===== Document segment =====

After a tumultuous childhood which included many family secrets (some of which I only learned as an adult), I became an adult with serious problems with Major Depression. I have been in therapy for many years and I am on medication to keep the depression at bay.
I have two adult children. My father died when I was 14 and my mother remarried when I was 27. My "step-father" recently died at 92 and I have been calling my mother more often and trying to be of some support to her.
When my mother remarried, she moved to another state, over 500 miles from where I live. I have visited with my children many times. It was often a strained time when we visited.
Because my stepfather died I recently went to visit my mother alone. And I found out many things about her, myself, and my childhood from that visit.
The most useful and frightening thing I found out is that she really has no idea who I really am and she never has. She has a concept of me that has very few similarities to whom I ever was. She believes things about me and how I think that were never true. She thinks that she loves me but she doesn't really love even the person she calls me who is almost completely a construction of her own mind. And probably always was.
I actually found objective proof that she did not understand things about me when I was a child, that she was unable to love the baby she gave birth to when she was 22.

===== Material supplied =====

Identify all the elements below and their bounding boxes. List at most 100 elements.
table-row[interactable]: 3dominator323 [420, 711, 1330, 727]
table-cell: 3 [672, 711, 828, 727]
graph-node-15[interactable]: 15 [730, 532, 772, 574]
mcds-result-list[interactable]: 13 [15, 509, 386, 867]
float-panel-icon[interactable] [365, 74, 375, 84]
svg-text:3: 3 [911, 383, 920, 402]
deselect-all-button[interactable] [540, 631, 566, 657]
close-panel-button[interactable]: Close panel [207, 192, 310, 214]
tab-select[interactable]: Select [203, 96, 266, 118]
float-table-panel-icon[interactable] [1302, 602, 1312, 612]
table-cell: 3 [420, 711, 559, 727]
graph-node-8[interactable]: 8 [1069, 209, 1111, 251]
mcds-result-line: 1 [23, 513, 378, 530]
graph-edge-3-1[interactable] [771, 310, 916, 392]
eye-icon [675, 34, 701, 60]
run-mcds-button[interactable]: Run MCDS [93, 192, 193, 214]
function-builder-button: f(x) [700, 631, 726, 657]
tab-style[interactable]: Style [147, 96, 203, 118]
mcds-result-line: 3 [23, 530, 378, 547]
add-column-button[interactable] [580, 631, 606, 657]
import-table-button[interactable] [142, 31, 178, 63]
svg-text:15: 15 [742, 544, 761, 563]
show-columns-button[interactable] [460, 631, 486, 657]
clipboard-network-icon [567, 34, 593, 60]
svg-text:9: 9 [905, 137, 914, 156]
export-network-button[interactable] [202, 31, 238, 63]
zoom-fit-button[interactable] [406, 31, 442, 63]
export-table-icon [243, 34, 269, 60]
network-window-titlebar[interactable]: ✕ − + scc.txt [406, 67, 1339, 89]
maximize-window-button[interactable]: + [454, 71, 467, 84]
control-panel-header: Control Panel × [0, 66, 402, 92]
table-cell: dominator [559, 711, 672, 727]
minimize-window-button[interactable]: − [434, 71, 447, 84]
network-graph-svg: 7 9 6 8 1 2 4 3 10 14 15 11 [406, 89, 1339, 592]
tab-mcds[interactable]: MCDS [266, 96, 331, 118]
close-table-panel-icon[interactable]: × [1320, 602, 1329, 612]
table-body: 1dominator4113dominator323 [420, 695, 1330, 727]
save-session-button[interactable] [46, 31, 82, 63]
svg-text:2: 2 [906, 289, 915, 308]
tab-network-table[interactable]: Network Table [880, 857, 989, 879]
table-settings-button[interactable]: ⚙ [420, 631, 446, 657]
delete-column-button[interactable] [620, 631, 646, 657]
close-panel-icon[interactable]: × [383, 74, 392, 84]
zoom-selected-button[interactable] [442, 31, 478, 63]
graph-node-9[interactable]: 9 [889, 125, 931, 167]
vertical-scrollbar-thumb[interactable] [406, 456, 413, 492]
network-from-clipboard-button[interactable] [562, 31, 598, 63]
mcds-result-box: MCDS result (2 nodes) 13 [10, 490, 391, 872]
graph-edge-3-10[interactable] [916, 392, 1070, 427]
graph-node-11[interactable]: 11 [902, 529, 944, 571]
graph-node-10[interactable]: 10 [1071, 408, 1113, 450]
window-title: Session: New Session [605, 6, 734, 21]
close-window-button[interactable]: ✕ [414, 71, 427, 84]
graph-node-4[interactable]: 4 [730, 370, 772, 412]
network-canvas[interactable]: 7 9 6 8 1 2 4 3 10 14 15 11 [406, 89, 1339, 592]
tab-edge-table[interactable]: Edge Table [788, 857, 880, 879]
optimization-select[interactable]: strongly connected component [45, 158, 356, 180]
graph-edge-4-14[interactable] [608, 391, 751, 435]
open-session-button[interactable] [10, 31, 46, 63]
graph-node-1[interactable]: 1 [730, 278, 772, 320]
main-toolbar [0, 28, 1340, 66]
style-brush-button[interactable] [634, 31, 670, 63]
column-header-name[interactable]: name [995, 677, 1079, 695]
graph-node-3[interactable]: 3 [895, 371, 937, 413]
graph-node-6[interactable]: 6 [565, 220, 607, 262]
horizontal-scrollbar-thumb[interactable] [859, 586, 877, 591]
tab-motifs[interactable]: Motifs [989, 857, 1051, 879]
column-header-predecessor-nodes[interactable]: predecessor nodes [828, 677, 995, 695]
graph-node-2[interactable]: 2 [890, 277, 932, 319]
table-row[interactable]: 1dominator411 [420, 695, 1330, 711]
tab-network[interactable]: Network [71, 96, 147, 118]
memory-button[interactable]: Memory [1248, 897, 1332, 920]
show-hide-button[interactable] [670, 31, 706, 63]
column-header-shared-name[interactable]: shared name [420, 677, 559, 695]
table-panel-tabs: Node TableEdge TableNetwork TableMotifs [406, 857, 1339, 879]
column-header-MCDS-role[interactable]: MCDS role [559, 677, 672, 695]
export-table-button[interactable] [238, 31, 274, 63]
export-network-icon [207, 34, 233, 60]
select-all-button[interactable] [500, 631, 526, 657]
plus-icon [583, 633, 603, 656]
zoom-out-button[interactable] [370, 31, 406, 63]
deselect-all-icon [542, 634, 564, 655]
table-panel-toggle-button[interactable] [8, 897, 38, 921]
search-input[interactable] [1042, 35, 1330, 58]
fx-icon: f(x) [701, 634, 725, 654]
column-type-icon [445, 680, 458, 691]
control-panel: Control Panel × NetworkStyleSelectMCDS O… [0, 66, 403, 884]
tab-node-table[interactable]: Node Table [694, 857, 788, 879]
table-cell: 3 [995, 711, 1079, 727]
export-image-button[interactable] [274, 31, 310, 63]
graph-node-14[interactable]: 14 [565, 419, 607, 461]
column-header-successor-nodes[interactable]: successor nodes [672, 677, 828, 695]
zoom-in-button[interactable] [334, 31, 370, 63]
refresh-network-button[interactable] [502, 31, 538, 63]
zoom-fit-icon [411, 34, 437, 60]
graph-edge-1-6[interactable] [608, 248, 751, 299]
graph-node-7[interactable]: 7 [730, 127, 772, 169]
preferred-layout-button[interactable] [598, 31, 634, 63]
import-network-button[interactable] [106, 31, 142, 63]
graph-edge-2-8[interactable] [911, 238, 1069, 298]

=====

**Set of tasks**.
a – Update the account of the visit to the mother between "The most useful" and "she was 22.", inclusive, writing "unsettling" in place of "frightening".
b – Carry the account of the visit to the mother forward from its last sentence.
This listing has no connection to the account of the visit to the mother.

**Per-task outputs**.
a –
The most useful and unsettling thing I found out is that she really has no idea who I really am and she never has. She has a concept of me that has very few similarities to whom I ever was. She believes things about me and how I think that were never true. She thinks that she loves me but she doesn't really love even the person she calls me who is almost completely a construction of her own mind. And probably always was.
I actually found objective proof that she did not understand things about me when I was a child, that she was unable to love the baby she gave birth to when she was 22.

b –
Since I can now see how completely differently she has always seen me from whom I have always been, I have a completely different outlook on my childhood and my haunting feelings of unreality.
Somehow I thought that this abbreviated life story might be something like yours. I wanted to write to you because I thought that my revelation might resonate with something in your life...in your struggle to figure out who you are or be who you want to be.
Of course I could be completely mistake and this would not be helpful to you in any way. In that event, please pardon me for drawing conclusions about yo and your life when I really don't know anything about you. It can be very frustrating when someone does that and I do not wish to be that frustrating person. You can totally ignore me as some kook who made a crazy comment on your blog!